Every line holding the string "stringa" should be gathered.

= = = =

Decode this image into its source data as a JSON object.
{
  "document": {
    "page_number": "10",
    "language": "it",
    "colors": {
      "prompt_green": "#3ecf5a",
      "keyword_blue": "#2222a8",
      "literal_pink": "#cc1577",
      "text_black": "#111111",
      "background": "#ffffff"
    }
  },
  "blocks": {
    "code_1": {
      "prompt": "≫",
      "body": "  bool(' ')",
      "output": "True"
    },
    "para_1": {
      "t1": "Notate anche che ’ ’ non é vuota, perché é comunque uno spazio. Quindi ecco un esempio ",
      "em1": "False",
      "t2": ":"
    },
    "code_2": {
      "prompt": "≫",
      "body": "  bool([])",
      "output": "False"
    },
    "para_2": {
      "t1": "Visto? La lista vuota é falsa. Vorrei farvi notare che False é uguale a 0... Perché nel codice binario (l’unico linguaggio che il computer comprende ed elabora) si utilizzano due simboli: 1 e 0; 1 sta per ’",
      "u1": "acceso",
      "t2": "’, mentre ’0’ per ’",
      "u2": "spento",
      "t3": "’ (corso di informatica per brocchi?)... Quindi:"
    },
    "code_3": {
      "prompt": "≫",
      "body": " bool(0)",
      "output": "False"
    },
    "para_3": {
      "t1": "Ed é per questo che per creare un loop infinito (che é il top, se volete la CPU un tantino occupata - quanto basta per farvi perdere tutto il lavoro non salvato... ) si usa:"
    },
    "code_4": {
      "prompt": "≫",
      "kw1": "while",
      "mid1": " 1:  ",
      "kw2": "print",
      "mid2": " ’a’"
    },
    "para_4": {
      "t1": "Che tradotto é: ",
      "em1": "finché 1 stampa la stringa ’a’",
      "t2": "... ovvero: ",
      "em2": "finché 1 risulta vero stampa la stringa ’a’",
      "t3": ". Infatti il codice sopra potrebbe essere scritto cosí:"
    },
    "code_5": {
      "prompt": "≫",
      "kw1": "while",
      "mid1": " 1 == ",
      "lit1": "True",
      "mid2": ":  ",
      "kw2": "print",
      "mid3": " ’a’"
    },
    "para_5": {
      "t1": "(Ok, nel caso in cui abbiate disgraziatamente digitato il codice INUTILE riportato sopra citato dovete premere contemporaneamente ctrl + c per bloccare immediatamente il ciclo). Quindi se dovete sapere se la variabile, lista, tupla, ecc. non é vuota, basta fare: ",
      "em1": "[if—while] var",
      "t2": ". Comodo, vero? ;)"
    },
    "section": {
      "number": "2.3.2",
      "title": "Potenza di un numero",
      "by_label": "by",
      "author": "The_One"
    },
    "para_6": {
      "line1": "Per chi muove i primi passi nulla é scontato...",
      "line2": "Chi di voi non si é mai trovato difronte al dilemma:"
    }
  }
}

= = = =

◆ **OUTPUT OF THE TASK**:
      "em1": "finché 1 stampa la stringa ’a’",
      "em2": "finché 1 risulta vero stampa la stringa ’a’",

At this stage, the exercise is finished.